Deep learning base speech synthesis for reading aloud of lengthy and information rich texts in Swedish
Reference number | |
Coordinator | Kungliga Tekniska Högskolan - Språkbanken Tal |
Funding from Vinnova | SEK 6 617 200 |
Project duration | October 2019 - October 2024 |
Status | Completed |
Venture | AI - Leading and innovation |
Call | From AI-research to innovation |
Important results from the project
The project began when neural speech synthesis was relatively new, and there Swedish neural synthesis systems scarce. The goal of the project was to develop Swedish neural speech synthesis capable of handling long and information-rich text without making more errors than traditional synthesis. This goal was achieved. The sub-goals were to make Swedish adaptations in the processing (both training and synthesis), test them, and make them available. These goals were achieved, and tools and resources are now being prepared for release on the research infrastructure Språkbanken Tal.
Expected long term effects
The project contributes resources that provide support for Swedish speech synthesis, e.g. the pronunciation lexicon Braxen, the text preprocessor Sardin, adaptations of the training system Matcha, a Swedish test set for preprocessing and synthesis of long and information-rich text, and improved evaluation of this type of speech synthesis. The project has also contributed to collaborations in research and industry. The work with evaluation has gained international attention, and the project group is arranging one of the prestigious Dagstulh seminars on the topic in January.

**Questions**
- a) List every resource that the project summary on Swedish neural speech synthesis names as a contribution of the project.
- b) Write a continuation of the project summary on Swedish neural speech synthesis, starting after its final sentence about the seminar in January.

**Dataset records**
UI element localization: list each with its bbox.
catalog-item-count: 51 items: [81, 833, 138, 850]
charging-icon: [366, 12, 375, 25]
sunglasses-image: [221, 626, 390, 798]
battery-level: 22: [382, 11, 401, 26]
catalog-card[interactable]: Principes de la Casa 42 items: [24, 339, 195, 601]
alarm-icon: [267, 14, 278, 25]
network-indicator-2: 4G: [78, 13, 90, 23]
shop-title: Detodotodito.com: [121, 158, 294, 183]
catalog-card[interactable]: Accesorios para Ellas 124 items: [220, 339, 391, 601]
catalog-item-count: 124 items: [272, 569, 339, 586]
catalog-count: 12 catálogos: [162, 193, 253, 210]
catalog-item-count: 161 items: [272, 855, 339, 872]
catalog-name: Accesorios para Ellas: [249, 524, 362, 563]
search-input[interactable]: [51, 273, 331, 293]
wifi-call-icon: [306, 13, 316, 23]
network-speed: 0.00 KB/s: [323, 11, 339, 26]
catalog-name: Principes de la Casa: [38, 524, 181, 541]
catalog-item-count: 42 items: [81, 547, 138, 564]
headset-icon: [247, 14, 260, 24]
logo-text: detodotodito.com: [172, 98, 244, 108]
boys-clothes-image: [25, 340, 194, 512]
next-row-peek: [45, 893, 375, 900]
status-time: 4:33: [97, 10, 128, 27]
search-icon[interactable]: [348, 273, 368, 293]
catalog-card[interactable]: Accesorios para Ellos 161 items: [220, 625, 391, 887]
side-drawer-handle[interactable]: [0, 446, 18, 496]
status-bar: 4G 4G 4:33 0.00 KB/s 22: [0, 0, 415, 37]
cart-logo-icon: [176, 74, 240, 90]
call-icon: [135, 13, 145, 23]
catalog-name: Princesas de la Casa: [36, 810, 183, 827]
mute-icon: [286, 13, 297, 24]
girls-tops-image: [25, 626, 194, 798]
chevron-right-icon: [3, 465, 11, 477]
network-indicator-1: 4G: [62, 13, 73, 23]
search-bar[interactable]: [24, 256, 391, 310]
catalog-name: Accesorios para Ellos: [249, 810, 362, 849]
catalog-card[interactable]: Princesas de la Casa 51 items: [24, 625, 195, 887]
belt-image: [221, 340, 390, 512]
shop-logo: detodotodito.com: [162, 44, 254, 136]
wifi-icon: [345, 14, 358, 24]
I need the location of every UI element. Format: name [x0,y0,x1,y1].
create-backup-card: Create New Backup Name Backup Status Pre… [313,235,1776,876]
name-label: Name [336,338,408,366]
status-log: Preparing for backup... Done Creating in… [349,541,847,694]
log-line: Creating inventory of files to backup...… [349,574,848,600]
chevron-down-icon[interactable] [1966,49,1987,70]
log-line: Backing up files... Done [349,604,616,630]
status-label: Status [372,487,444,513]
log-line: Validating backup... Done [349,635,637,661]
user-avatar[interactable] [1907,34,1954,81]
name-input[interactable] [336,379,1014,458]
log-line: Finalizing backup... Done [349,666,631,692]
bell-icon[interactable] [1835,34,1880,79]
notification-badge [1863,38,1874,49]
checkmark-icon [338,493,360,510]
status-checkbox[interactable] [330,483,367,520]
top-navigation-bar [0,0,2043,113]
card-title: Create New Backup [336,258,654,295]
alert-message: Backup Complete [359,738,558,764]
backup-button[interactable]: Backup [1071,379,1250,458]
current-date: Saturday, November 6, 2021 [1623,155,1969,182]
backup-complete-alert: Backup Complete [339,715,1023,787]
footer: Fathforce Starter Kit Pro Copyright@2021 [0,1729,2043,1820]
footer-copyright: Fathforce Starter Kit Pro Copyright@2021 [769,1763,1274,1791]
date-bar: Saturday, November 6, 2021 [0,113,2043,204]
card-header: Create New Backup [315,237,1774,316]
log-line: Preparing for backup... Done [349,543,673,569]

**Answers by item number**
- a)
- The pronunciation lexicon Braxen
- The text preprocessor Sardin
- Adaptations of the training system Matcha
- A Swedish test set for preprocessing and synthesis of long and information-rich text
- Improved evaluation of this type of speech synthesis

- b)
Approach and implementation
The quick development during period has been exciting and complicated to follow. An obstacles we thought we would have to tackle - the poor quality of the step that goes from a two-dimensional representation of sound to Swedish sound - solved itself during the project time: that process now works well in general, for all languages. Other obstacles proved greater than expected. We spent an unexpected amount of resources on law, where one result is that we MTM managed to free up several resources for general use, and another that we were forced to cancel the recordings of a new voice.